§ EXERCISE TASK: Below are records to be output exactly, every one of them.
### EXCERPTED DATA
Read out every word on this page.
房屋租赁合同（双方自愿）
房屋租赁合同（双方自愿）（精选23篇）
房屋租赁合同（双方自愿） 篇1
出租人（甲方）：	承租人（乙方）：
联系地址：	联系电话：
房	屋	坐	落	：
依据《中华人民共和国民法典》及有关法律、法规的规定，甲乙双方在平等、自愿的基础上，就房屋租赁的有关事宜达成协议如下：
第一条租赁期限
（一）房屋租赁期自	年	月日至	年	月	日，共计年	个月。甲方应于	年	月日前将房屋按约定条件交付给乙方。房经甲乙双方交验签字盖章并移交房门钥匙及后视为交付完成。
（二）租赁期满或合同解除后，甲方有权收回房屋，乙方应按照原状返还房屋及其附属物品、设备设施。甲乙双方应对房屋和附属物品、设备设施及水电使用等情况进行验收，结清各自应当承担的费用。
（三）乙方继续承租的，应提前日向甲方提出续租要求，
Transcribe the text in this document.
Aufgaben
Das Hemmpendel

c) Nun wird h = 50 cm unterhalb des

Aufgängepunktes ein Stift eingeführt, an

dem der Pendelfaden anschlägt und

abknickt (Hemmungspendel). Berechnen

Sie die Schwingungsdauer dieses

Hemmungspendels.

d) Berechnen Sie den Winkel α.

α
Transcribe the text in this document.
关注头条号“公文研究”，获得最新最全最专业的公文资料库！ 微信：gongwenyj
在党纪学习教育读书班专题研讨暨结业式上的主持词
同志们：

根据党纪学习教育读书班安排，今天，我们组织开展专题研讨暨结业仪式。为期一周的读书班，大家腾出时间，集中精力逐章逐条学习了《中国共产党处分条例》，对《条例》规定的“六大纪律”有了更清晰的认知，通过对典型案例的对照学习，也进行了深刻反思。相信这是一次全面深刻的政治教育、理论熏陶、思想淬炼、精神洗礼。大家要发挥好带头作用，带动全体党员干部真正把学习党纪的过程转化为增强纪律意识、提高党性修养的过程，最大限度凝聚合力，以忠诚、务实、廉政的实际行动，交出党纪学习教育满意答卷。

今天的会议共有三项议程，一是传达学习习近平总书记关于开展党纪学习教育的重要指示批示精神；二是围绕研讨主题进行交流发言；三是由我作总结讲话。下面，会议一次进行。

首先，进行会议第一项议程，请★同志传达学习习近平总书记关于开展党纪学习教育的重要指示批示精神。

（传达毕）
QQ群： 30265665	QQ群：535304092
######
§ RESULT OF THIS TASK:
Read out every word on this page.
房屋租赁合同（双方自愿）
房屋租赁合同（双方自愿）（精选23篇）
房屋租赁合同（双方自愿） 篇1
出租人（甲方）：	承租人（乙方）：
联系地址：	联系电话：
房	屋	坐	落	：
依据《中华人民共和国民法典》及有关法律、法规的规定，甲乙双方在平等、自愿的基础上，就房屋租赁的有关事宜达成协议如下：
第一条租赁期限
（一）房屋租赁期自	年	月日至	年	月	日，共计年	个月。甲方应于	年	月日前将房屋按约定条件交付给乙方。房经甲乙双方交验签字盖章并移交房门钥匙及后视为交付完成。
（二）租赁期满或合同解除后，甲方有权收回房屋，乙方应按照原状返还房屋及其附属物品、设备设施。甲乙双方应对房屋和附属物品、设备设施及水电使用等情况进行验收，结清各自应当承担的费用。
（三）乙方继续承租的，应提前日向甲方提出续租要求，
Transcribe the text in this document.
Aufgaben
Das Hemmpendel

c) Nun wird h = 50 cm unterhalb des

Aufgängepunktes ein Stift eingeführt, an

dem der Pendelfaden anschlägt und

abknickt (Hemmungspendel). Berechnen

Sie die Schwingungsdauer dieses

Hemmungspendels.

d) Berechnen Sie den Winkel α.

α
Transcribe the text in this document.
关注头条号“公文研究”，获得最新最全最专业的公文资料库！ 微信：gongwenyj
在党纪学习教育读书班专题研讨暨结业式上的主持词
同志们：

根据党纪学习教育读书班安排，今天，我们组织开展专题研讨暨结业仪式。为期一周的读书班，大家腾出时间，集中精力逐章逐条学习了《中国共产党处分条例》，对《条例》规定的“六大纪律”有了更清晰的认知，通过对典型案例的对照学习，也进行了深刻反思。相信这是一次全面深刻的政治教育、理论熏陶、思想淬炼、精神洗礼。大家要发挥好带头作用，带动全体党员干部真正把学习党纪的过程转化为增强纪律意识、提高党性修养的过程，最大限度凝聚合力，以忠诚、务实、廉政的实际行动，交出党纪学习教育满意答卷。

今天的会议共有三项议程，一是传达学习习近平总书记关于开展党纪学习教育的重要指示批示精神；二是围绕研讨主题进行交流发言；三是由我作总结讲话。下面，会议一次进行。

首先，进行会议第一项议程，请★同志传达学习习近平总书记关于开展党纪学习教育的重要指示批示精神。

（传达毕）
QQ群： 30265665	QQ群：535304092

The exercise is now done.